# TEXT EXCERPT
--
Breach reports decline in 2009, but what does it mean?
As of today’s date, breach compilations by both the Identity Theft Resource Center and Open Security Foundation indicate that there were fewer breach reports in 2009 relative to 2008. While some of the apparent decrease may be due to two sources used last year not being available online for the second half of this year, the entire decrease cannot be attributed to these two sources.
So why are breach reports down relative to last year? Are more entities now using encryption and safer methods of transporting data leading to a reduced number of breaches or reduced number of breaches that would trigger a breach disclosure? Has the arrest of a number of master cybercriminals put a significant dent in cybercrime? Either would be cause for some celebration. But there are other possible explanations for why breach reports might be down that would not be cause for celebration, such as:
- Entities deciding not to report or disclose breaches despite any mandatory disclosure laws because of the cost of notification during these rough economic times;
- Entities referring incidents to law enforcement in the partial hope that law enforcement will ask them not to disclose or reveal the breach so as not to interfere with any investigation;
- Breaches becoming more sophisticated and entities not even realizing that they have been breached;
- The media getting bored with breach reporting and not giving it as much coverage;
- 2008 may have represented an anomaly, as inspection of OSF’s nifty graphic at the top of their homepage suggests, with breach reports returning to pre-2008 levels in the spring, or;
- None of the above.
So… why do you think that breach reports declined in 2009?
--
# DATASET

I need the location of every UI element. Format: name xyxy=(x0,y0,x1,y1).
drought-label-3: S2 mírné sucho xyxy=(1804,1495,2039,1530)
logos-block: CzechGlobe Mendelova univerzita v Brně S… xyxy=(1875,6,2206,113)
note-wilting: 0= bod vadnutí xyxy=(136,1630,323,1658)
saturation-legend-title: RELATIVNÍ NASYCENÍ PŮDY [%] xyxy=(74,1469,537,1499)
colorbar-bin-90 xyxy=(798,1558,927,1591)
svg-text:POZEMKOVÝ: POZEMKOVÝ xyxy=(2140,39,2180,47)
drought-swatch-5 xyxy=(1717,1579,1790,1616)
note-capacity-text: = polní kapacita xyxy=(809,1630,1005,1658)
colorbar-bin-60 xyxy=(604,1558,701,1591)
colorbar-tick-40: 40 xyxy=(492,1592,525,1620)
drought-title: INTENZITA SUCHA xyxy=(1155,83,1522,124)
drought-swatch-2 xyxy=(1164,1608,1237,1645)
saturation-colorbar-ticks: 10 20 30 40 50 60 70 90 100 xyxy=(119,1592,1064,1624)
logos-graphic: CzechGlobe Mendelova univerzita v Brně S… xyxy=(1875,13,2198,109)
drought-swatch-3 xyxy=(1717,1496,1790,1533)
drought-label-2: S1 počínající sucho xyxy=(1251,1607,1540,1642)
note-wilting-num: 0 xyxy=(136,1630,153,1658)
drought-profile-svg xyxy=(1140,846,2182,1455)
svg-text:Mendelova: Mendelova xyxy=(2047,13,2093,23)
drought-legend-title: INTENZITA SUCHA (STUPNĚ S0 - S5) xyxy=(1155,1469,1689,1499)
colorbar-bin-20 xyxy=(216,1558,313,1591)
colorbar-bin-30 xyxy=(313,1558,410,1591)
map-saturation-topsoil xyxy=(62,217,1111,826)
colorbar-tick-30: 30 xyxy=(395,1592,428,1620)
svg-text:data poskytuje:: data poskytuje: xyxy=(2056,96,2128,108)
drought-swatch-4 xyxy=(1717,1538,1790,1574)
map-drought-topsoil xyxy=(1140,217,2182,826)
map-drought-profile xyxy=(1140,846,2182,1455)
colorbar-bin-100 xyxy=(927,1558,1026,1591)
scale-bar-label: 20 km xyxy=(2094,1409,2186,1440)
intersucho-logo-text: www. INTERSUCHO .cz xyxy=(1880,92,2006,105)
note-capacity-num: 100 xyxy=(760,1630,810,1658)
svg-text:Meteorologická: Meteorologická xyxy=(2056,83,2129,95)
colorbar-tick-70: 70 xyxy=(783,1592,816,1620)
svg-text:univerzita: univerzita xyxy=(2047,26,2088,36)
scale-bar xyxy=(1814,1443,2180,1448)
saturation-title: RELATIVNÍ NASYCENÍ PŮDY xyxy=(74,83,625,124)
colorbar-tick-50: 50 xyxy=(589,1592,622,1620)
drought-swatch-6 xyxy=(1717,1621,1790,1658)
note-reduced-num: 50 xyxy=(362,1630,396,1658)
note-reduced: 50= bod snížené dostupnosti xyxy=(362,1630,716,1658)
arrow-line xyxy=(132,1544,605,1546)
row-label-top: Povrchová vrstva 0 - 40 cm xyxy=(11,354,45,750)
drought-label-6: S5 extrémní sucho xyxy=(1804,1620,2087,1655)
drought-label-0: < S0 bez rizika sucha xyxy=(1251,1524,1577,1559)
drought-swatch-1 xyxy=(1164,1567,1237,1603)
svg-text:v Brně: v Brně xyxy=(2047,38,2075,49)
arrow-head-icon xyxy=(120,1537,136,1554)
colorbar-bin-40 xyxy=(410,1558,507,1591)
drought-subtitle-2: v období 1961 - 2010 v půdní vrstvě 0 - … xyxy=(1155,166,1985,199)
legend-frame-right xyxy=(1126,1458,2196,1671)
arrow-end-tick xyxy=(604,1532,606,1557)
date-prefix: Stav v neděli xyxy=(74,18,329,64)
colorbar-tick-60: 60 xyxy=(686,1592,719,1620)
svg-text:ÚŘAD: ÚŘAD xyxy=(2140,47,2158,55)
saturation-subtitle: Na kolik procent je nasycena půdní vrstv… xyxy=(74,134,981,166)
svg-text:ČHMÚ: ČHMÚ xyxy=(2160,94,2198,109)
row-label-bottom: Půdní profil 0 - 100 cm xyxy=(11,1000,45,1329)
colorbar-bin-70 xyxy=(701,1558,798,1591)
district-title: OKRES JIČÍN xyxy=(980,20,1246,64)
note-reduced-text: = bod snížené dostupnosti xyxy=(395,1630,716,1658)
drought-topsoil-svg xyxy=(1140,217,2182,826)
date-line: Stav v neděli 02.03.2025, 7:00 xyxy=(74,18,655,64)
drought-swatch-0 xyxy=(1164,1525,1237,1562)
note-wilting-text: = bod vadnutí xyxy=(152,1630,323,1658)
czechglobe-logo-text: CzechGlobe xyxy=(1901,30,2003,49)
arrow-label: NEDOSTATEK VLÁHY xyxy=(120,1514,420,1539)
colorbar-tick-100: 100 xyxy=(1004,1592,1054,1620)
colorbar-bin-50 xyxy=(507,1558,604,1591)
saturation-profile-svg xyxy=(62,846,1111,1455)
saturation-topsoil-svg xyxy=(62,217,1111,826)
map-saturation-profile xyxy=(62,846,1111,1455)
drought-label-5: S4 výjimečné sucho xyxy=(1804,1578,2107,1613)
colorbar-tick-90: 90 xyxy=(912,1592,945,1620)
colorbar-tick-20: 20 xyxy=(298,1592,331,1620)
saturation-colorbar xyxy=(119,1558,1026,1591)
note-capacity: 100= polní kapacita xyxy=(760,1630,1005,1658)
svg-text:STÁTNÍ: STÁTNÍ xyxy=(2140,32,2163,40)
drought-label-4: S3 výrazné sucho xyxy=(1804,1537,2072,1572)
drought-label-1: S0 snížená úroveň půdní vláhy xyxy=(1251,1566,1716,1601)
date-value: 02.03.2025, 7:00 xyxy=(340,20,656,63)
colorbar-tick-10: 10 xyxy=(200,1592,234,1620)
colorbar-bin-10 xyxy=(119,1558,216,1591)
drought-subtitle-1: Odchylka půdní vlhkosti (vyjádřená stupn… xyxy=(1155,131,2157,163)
--
# TO DO
Reproduce the passage of the post on declining breach reports above, starting at "As of today’s" and ending at "these two sources.".

# SOLVED EXERCISE
As of today’s date, breach compilations by both the Identity Theft Resource Center and Open Security Foundation indicate that there were fewer breach reports in 2009 relative to 2008. While some of the apparent decrease may be due to two sources used last year not being available online for the second half of this year, the entire decrease cannot be attributed to these two sources.